### Records supplied
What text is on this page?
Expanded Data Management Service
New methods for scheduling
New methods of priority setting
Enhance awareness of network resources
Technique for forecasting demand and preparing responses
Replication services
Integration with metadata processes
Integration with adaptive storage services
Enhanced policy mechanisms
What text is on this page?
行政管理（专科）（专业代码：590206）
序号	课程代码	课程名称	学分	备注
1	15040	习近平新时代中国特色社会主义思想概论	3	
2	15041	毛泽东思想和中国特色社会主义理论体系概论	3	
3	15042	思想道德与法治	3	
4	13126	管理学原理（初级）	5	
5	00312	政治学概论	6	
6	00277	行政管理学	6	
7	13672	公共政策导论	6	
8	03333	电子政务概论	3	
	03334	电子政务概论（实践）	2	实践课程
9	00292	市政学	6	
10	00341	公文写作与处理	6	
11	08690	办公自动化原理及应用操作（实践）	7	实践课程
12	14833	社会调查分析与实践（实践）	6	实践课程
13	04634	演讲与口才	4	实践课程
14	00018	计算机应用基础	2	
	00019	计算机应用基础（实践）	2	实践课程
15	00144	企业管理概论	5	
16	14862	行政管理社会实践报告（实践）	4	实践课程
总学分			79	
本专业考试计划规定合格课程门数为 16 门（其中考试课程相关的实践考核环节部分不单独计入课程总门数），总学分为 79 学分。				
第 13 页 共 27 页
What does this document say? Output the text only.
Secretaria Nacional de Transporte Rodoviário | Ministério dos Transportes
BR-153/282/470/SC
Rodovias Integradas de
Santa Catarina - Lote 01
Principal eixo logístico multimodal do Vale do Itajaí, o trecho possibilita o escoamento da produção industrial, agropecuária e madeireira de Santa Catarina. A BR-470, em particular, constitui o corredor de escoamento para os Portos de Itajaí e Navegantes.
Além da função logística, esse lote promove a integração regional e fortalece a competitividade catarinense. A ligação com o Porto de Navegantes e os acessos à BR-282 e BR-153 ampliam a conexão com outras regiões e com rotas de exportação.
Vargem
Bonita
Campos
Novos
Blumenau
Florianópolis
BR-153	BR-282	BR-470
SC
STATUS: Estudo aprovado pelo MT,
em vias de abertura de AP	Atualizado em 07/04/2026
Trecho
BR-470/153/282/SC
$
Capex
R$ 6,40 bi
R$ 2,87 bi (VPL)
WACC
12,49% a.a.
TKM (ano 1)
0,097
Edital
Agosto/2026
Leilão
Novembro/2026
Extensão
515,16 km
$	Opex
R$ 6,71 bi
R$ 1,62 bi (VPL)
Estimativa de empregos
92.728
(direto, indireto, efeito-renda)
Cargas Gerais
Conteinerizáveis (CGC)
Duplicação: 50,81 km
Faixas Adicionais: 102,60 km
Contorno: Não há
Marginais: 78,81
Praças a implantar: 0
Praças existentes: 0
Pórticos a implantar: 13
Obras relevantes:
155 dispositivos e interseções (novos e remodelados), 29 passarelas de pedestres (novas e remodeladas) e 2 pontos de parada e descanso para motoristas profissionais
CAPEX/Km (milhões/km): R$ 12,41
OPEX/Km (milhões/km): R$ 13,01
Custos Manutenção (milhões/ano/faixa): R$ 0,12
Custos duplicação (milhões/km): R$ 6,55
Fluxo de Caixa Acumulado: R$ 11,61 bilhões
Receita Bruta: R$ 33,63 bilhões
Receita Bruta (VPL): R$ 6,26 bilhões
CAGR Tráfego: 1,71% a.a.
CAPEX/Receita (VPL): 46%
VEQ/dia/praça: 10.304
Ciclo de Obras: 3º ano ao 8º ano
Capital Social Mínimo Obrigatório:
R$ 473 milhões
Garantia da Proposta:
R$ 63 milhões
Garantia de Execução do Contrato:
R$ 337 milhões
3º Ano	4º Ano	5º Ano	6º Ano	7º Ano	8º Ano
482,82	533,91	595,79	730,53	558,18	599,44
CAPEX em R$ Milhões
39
######
Search the lines above for the string "Custos" and copy each line that has it.

**Written solution:**
Custos Manutenção (milhões/ano/faixa): R$ 0,12
Custos duplicação (milhões/km): R$ 6,55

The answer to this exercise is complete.